Task to carry out — Collect each line of the entries that holds the string "Рыболов".

The input —
>> START

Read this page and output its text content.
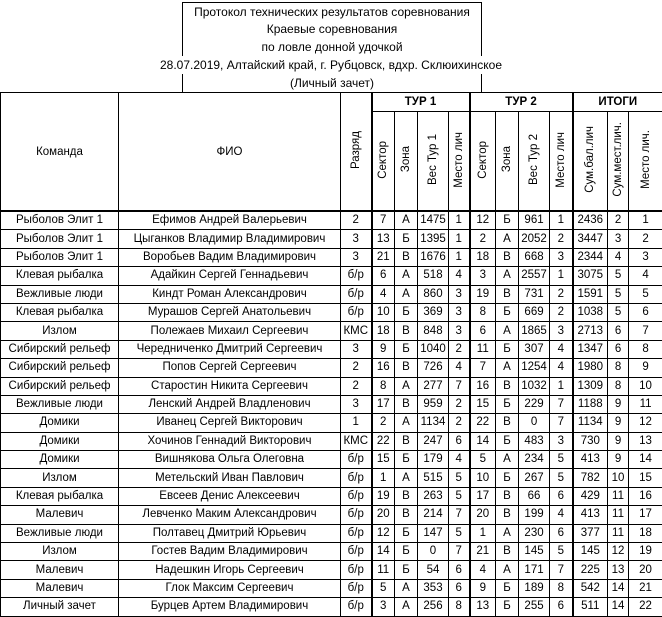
Протокол технических результатов соревнования
Краевые соревнования
по ловле донной удочкой
28.07.2019, Алтайский край, г. Рубцовск, вдхр. Склюихинское
(Личный зачет)
Команда	ФИО	Разряд	ТУР 1				ТУР 2				ИТОГИ		
			Сектор	Зона	Вес Тур 1	Место лич	Сектор	Зона	Вес Тур 2	Место лич	Сум.бал.лич	Сум.мест.лич.	Место лич.
Рыболов Элит 1	Ефимов Андрей Валерьевич	2	7	А	1475	1	12	Б	961	1	2436	2	1
Рыболов Элит 1	Цыганков Владимир Владимирович	3	13	Б	1395	1	2	А	2052	2	3447	3	2
Рыболов Элит 1	Воробьев Вадим Владимирович	3	21	В	1676	1	18	В	668	3	2344	4	3
Клевая рыбалка	Адайкин Сергей Геннадьевич	б/р	6	А	518	4	3	А	2557	1	3075	5	4
Вежливые люди	Киндт Роман Александрович	б/р	4	А	860	3	19	В	731	2	1591	5	5
Клевая рыбалка	Мурашов Сергей Анатольевич	б/р	10	Б	369	3	8	Б	669	2	1038	5	6
Излом	Полежаев Михаил Сергеевич	КМС	18	В	848	3	6	А	1865	3	2713	6	7
Сибирский рельеф	Чередниченко Дмитрий Сергеевич	3	9	Б	1040	2	11	Б	307	4	1347	6	8
Сибирский рельеф	Попов Сергей Сергеевич	2	16	В	726	4	7	А	1254	4	1980	8	9
Сибирский рельеф	Старостин Никита Сергеевич	2	8	А	277	7	16	В	1032	1	1309	8	10
Вежливые люди	Ленский Андрей Владленович	3	17	В	959	2	15	Б	229	7	1188	9	11
Домики	Иванец Сергей Викторович	1	2	А	1134	2	22	В	0	7	1134	9	12
Домики	Хочинов Геннадий Викторович	КМС	22	В	247	6	14	Б	483	3	730	9	13
Домики	Вишнякова Ольга Олеговна	б/р	15	Б	179	4	5	А	234	5	413	9	14
Излом	Метельский Иван Павлович	б/р	1	А	515	5	10	Б	267	5	782	10	15
Клевая рыбалка	Евсеев Денис Алексеевич	б/р	19	В	263	5	17	В	66	6	429	11	16
Малевич	Левченко Маким Александрович	б/р	20	В	214	7	20	В	199	4	413	11	17
Вежливые люди	Полтавец Дмитрий Юрьевич	б/р	12	Б	147	5	1	А	230	6	377	11	18
Излом	Гостев Вадим Владимирович	б/р	14	Б	0	7	21	В	145	5	145	12	19
Малевич	Надешкин Игорь Сергеевич	б/р	11	Б	54	6	4	А	171	7	225	13	20
Малевич	Глок Максим Сергеевич	б/р	5	А	353	6	9	Б	189	8	542	14	21
Личный зачет	Бурцев Артем Владимирович	б/р	3	А	256	8	13	Б	255	6	511	14	22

>> END

Answer in full —
Рыболов Элит 1	Ефимов Андрей Валерьевич	2	7	А	1475	1	12	Б	961	1	2436	2	1
Рыболов Элит 1	Цыганков Владимир Владимирович	3	13	Б	1395	1	2	А	2052	2	3447	3	2
Рыболов Элит 1	Воробьев Вадим Владимирович	3	21	В	1676	1	18	В	668	3	2344	4	3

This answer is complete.